Work to do >> Could you print every record below exactly as it appears?

Data extract >>

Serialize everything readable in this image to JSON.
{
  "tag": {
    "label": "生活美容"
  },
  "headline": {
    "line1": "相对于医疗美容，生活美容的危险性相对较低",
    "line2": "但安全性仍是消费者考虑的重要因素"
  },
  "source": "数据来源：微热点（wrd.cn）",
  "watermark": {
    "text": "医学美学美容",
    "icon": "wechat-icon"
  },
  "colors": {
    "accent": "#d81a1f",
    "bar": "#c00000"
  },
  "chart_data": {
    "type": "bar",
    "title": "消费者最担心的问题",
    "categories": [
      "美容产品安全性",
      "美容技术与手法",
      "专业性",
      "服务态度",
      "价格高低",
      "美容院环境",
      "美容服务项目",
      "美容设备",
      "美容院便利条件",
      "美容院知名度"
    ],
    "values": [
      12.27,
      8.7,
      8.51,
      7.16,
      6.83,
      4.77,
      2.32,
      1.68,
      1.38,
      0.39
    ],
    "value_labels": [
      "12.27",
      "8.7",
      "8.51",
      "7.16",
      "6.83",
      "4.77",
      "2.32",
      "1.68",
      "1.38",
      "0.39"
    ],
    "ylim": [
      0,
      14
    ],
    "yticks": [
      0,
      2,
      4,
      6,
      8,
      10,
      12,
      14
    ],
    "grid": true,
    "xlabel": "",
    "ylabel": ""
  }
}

Result for this task >>
Serialize everything readable in this image to JSON.
{
  "tag": {
    "label": "生活美容"
  },
  "headline": {
    "line1": "相对于医疗美容，生活美容的危险性相对较低",
    "line2": "但安全性仍是消费者考虑的重要因素"
  },
  "source": "数据来源：微热点（wrd.cn）",
  "watermark": {
    "text": "医学美学美容",
    "icon": "wechat-icon"
  },
  "colors": {
    "accent": "#d81a1f",
    "bar": "#c00000"
  },
  "chart_data": {
    "type": "bar",
    "title": "消费者最担心的问题",
    "categories": [
      "美容产品安全性",
      "美容技术与手法",
      "专业性",
      "服务态度",
      "价格高低",
      "美容院环境",
      "美容服务项目",
      "美容设备",
      "美容院便利条件",
      "美容院知名度"
    ],
    "values": [
      12.27,
      8.7,
      8.51,
      7.16,
      6.83,
      4.77,
      2.32,
      1.68,
      1.38,
      0.39
    ],
    "value_labels": [
      "12.27",
      "8.7",
      "8.51",
      "7.16",
      "6.83",
      "4.77",
      "2.32",
      "1.68",
      "1.38",
      "0.39"
    ],
    "ylim": [
      0,
      14
    ],
    "yticks": [
      0,
      2,
      4,
      6,
      8,
      10,
      12,
      14
    ],
    "grid": true,
    "xlabel": "",
    "ylabel": ""
  }
}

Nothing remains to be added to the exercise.